**EXERCISE AIM**
Repeat the whole of the data, keeping every detail the same.

**RECORDS FOR THIS EXERCISE**

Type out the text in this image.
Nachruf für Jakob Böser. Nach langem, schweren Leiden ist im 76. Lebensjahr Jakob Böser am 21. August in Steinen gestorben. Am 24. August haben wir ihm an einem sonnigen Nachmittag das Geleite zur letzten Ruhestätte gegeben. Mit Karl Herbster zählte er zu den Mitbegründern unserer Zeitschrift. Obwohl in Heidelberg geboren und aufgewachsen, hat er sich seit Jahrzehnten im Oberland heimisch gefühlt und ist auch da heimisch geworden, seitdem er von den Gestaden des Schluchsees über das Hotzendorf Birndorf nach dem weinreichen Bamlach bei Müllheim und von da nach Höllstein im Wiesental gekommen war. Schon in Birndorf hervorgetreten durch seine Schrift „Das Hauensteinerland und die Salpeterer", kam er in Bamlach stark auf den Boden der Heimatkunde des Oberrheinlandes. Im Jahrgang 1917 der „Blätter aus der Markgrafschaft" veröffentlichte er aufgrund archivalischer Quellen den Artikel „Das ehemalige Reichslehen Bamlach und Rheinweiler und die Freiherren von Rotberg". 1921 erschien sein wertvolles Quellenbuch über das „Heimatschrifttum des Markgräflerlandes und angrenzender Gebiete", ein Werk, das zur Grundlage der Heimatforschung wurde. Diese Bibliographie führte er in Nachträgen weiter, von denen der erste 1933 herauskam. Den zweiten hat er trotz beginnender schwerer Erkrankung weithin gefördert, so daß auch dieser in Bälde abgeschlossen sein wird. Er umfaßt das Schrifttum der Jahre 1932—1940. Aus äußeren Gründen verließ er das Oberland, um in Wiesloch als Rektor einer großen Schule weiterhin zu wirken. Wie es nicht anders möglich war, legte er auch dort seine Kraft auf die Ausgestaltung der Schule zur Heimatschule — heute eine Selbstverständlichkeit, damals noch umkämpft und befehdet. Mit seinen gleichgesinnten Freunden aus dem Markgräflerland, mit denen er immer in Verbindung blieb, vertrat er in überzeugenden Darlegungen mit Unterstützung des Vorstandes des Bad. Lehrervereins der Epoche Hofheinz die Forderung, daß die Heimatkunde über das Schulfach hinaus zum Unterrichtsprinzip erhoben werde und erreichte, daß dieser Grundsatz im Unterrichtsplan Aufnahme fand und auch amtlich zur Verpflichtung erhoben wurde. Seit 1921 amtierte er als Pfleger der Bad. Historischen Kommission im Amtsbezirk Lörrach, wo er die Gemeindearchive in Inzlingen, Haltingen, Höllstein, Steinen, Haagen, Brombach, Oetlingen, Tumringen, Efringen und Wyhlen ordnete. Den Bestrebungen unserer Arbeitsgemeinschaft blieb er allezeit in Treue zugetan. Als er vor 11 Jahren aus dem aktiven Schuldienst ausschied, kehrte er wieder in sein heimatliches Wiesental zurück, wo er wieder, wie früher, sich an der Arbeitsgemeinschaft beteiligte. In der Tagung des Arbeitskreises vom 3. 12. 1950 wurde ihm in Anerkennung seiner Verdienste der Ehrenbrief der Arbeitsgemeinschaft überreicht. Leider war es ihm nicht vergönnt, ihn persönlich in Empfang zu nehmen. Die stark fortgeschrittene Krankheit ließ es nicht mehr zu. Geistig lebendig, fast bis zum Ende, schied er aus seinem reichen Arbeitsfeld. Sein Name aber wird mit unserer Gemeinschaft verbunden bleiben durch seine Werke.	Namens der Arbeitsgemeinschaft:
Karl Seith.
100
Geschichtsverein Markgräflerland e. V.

**FULL RESPONSE**
Type out the text in this image.
Nachruf für Jakob Böser. Nach langem, schweren Leiden ist im 76. Lebensjahr Jakob Böser am 21. August in Steinen gestorben. Am 24. August haben wir ihm an einem sonnigen Nachmittag das Geleite zur letzten Ruhestätte gegeben. Mit Karl Herbster zählte er zu den Mitbegründern unserer Zeitschrift. Obwohl in Heidelberg geboren und aufgewachsen, hat er sich seit Jahrzehnten im Oberland heimisch gefühlt und ist auch da heimisch geworden, seitdem er von den Gestaden des Schluchsees über das Hotzendorf Birndorf nach dem weinreichen Bamlach bei Müllheim und von da nach Höllstein im Wiesental gekommen war. Schon in Birndorf hervorgetreten durch seine Schrift „Das Hauensteinerland und die Salpeterer", kam er in Bamlach stark auf den Boden der Heimatkunde des Oberrheinlandes. Im Jahrgang 1917 der „Blätter aus der Markgrafschaft" veröffentlichte er aufgrund archivalischer Quellen den Artikel „Das ehemalige Reichslehen Bamlach und Rheinweiler und die Freiherren von Rotberg". 1921 erschien sein wertvolles Quellenbuch über das „Heimatschrifttum des Markgräflerlandes und angrenzender Gebiete", ein Werk, das zur Grundlage der Heimatforschung wurde. Diese Bibliographie führte er in Nachträgen weiter, von denen der erste 1933 herauskam. Den zweiten hat er trotz beginnender schwerer Erkrankung weithin gefördert, so daß auch dieser in Bälde abgeschlossen sein wird. Er umfaßt das Schrifttum der Jahre 1932—1940. Aus äußeren Gründen verließ er das Oberland, um in Wiesloch als Rektor einer großen Schule weiterhin zu wirken. Wie es nicht anders möglich war, legte er auch dort seine Kraft auf die Ausgestaltung der Schule zur Heimatschule — heute eine Selbstverständlichkeit, damals noch umkämpft und befehdet. Mit seinen gleichgesinnten Freunden aus dem Markgräflerland, mit denen er immer in Verbindung blieb, vertrat er in überzeugenden Darlegungen mit Unterstützung des Vorstandes des Bad. Lehrervereins der Epoche Hofheinz die Forderung, daß die Heimatkunde über das Schulfach hinaus zum Unterrichtsprinzip erhoben werde und erreichte, daß dieser Grundsatz im Unterrichtsplan Aufnahme fand und auch amtlich zur Verpflichtung erhoben wurde. Seit 1921 amtierte er als Pfleger der Bad. Historischen Kommission im Amtsbezirk Lörrach, wo er die Gemeindearchive in Inzlingen, Haltingen, Höllstein, Steinen, Haagen, Brombach, Oetlingen, Tumringen, Efringen und Wyhlen ordnete. Den Bestrebungen unserer Arbeitsgemeinschaft blieb er allezeit in Treue zugetan. Als er vor 11 Jahren aus dem aktiven Schuldienst ausschied, kehrte er wieder in sein heimatliches Wiesental zurück, wo er wieder, wie früher, sich an der Arbeitsgemeinschaft beteiligte. In der Tagung des Arbeitskreises vom 3. 12. 1950 wurde ihm in Anerkennung seiner Verdienste der Ehrenbrief der Arbeitsgemeinschaft überreicht. Leider war es ihm nicht vergönnt, ihn persönlich in Empfang zu nehmen. Die stark fortgeschrittene Krankheit ließ es nicht mehr zu. Geistig lebendig, fast bis zum Ende, schied er aus seinem reichen Arbeitsfeld. Sein Name aber wird mit unserer Gemeinschaft verbunden bleiben durch seine Werke.	Namens der Arbeitsgemeinschaft:
Karl Seith.
100
Geschichtsverein Markgräflerland e. V.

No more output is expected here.